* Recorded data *
:::::

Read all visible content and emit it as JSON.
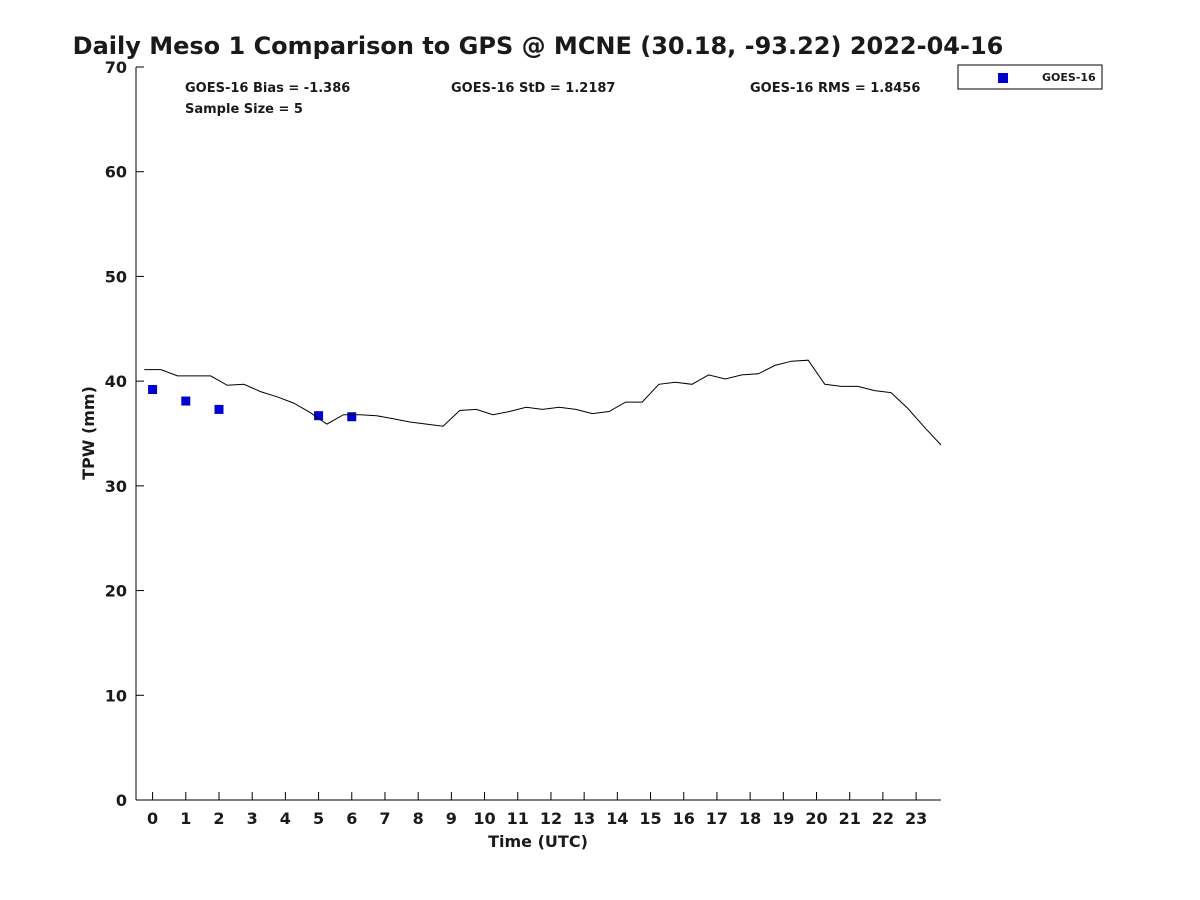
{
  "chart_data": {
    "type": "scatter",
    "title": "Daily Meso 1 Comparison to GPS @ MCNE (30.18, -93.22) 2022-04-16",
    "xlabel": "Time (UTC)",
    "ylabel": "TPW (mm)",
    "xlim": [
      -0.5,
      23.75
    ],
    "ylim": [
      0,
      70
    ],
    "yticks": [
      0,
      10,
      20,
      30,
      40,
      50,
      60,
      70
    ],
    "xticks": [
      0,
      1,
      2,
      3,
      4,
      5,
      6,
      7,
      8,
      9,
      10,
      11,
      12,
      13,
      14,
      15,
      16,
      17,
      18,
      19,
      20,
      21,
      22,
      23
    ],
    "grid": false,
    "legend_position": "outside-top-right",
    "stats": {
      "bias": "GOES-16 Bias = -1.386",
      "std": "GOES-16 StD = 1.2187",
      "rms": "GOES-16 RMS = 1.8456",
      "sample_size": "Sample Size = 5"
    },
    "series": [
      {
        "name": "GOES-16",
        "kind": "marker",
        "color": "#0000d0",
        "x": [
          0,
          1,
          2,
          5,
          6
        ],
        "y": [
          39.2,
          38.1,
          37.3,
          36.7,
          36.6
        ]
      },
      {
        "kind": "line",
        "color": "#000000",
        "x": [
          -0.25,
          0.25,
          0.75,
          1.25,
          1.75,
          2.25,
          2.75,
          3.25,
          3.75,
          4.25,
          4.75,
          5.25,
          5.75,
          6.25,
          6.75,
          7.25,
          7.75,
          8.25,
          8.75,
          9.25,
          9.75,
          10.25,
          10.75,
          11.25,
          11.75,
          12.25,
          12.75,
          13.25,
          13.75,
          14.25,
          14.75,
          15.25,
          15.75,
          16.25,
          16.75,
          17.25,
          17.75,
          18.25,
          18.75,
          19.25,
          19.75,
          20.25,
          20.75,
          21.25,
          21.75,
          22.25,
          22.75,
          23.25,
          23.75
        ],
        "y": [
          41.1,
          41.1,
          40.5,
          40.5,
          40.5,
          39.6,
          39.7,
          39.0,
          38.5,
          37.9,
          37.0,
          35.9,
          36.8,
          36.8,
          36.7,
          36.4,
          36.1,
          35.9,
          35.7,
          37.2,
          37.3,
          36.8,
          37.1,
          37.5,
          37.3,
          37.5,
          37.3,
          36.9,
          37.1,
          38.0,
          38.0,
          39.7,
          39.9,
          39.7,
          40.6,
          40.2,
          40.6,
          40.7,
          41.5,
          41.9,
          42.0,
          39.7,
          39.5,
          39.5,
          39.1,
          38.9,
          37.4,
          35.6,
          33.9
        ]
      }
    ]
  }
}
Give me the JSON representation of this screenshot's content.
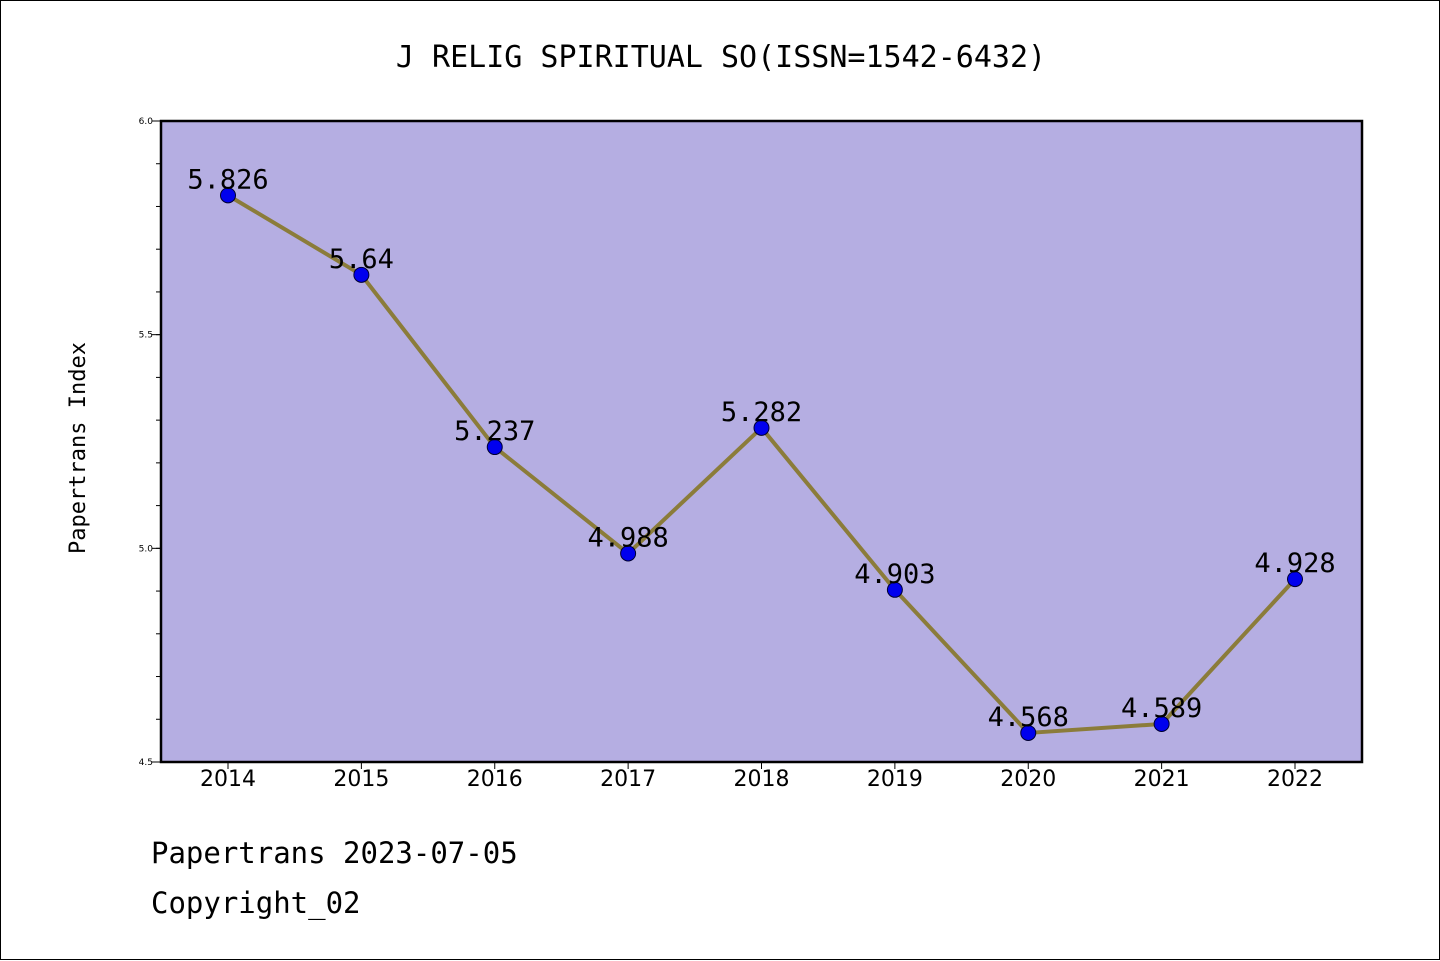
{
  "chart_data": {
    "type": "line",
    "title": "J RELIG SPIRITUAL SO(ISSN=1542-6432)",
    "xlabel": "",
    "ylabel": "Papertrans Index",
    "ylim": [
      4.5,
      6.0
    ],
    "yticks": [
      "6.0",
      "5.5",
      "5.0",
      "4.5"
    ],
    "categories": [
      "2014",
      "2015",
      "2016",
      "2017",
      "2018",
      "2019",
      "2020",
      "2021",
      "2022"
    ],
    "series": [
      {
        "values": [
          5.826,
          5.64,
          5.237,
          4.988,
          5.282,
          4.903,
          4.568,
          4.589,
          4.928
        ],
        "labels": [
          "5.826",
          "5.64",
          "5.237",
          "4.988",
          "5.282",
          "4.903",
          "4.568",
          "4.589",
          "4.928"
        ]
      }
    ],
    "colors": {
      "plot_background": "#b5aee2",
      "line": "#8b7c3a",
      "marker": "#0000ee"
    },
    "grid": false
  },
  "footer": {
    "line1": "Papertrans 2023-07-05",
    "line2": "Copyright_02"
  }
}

:::::

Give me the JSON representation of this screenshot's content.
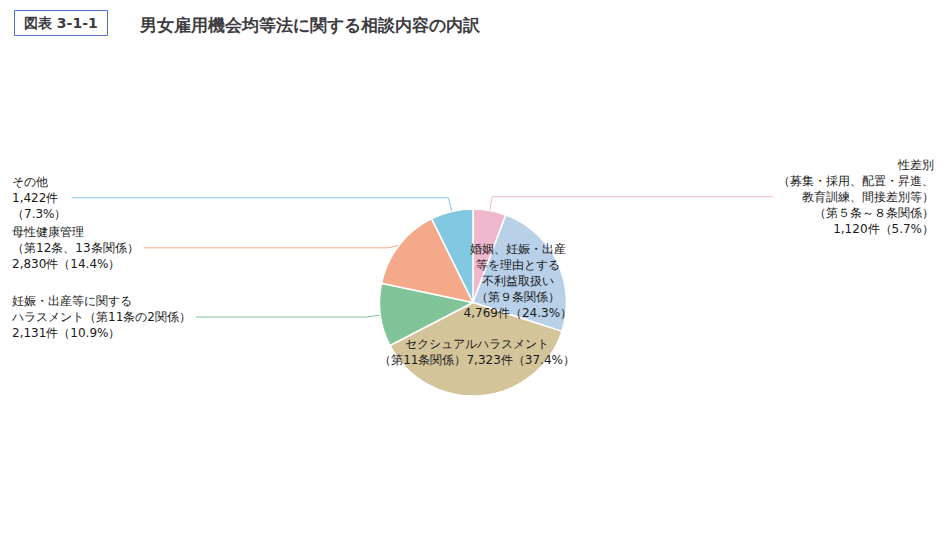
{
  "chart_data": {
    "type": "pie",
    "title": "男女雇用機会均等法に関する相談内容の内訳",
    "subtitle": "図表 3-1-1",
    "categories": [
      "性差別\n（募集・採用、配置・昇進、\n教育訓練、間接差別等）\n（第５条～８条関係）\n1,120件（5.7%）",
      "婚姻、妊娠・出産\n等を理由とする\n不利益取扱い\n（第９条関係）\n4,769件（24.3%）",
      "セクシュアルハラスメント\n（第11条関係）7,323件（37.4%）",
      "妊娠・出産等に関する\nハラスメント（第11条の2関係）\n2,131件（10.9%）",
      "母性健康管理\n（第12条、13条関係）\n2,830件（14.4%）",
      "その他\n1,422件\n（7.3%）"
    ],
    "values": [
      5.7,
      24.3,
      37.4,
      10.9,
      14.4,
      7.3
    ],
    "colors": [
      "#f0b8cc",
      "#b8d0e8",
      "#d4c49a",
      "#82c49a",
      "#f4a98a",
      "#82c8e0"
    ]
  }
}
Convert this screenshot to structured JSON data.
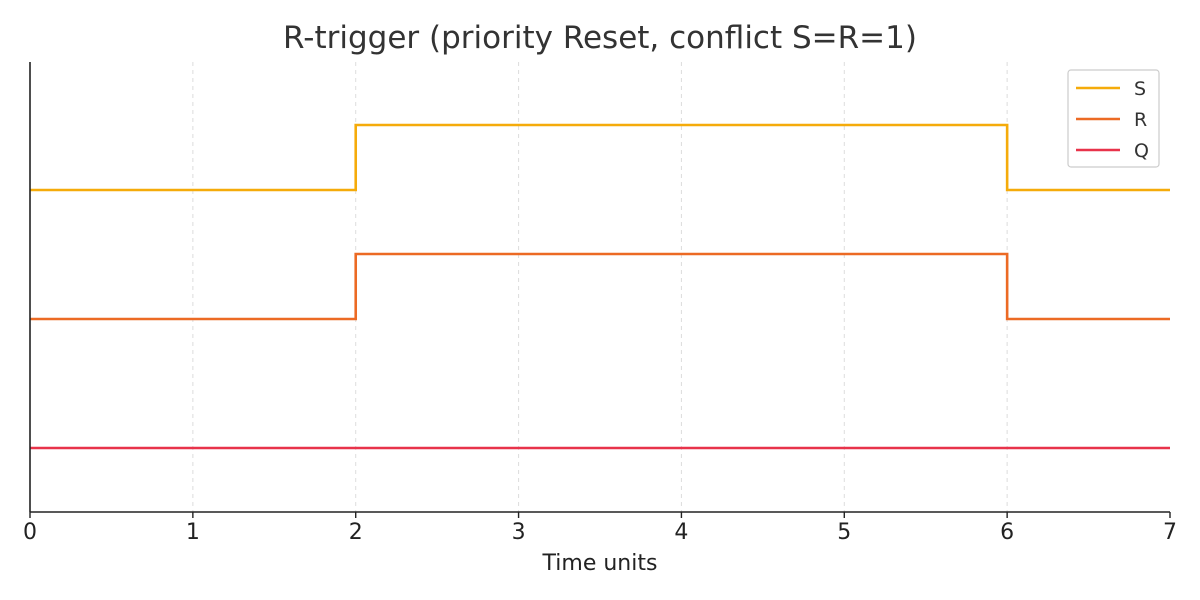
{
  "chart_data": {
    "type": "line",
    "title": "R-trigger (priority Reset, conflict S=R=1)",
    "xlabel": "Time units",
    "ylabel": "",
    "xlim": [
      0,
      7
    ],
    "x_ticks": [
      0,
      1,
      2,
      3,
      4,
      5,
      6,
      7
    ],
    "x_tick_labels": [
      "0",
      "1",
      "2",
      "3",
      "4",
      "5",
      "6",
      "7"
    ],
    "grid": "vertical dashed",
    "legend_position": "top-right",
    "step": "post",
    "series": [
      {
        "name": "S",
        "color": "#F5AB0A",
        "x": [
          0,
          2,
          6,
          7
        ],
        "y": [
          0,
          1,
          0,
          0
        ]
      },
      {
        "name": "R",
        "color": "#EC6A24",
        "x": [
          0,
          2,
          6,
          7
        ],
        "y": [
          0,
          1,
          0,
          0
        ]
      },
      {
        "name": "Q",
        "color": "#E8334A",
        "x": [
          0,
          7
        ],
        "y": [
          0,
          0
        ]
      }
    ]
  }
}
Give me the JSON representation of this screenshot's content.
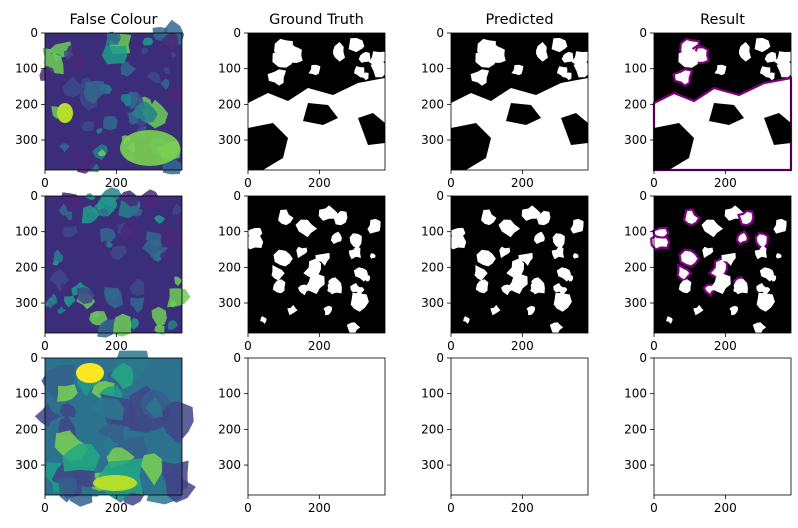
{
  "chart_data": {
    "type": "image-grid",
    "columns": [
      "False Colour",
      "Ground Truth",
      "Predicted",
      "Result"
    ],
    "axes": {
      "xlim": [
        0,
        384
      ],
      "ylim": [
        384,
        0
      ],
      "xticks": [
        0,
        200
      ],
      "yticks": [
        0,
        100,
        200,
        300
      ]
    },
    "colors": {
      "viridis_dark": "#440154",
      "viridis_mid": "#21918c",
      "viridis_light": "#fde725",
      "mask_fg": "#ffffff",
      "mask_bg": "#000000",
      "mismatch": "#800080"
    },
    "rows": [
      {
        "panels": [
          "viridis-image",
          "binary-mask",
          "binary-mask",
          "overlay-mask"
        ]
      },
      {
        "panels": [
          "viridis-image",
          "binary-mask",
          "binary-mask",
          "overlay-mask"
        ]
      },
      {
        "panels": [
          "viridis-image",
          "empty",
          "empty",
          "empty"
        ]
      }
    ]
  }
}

:::::

* WHAT TO PRODUCE *
Copy every line above that includes the string "type".

* COMPLETED TASK *
    "type": "scatter",
    "type": "line",
    "type": "pie",
    "type": "line",
    "type": "image-grid",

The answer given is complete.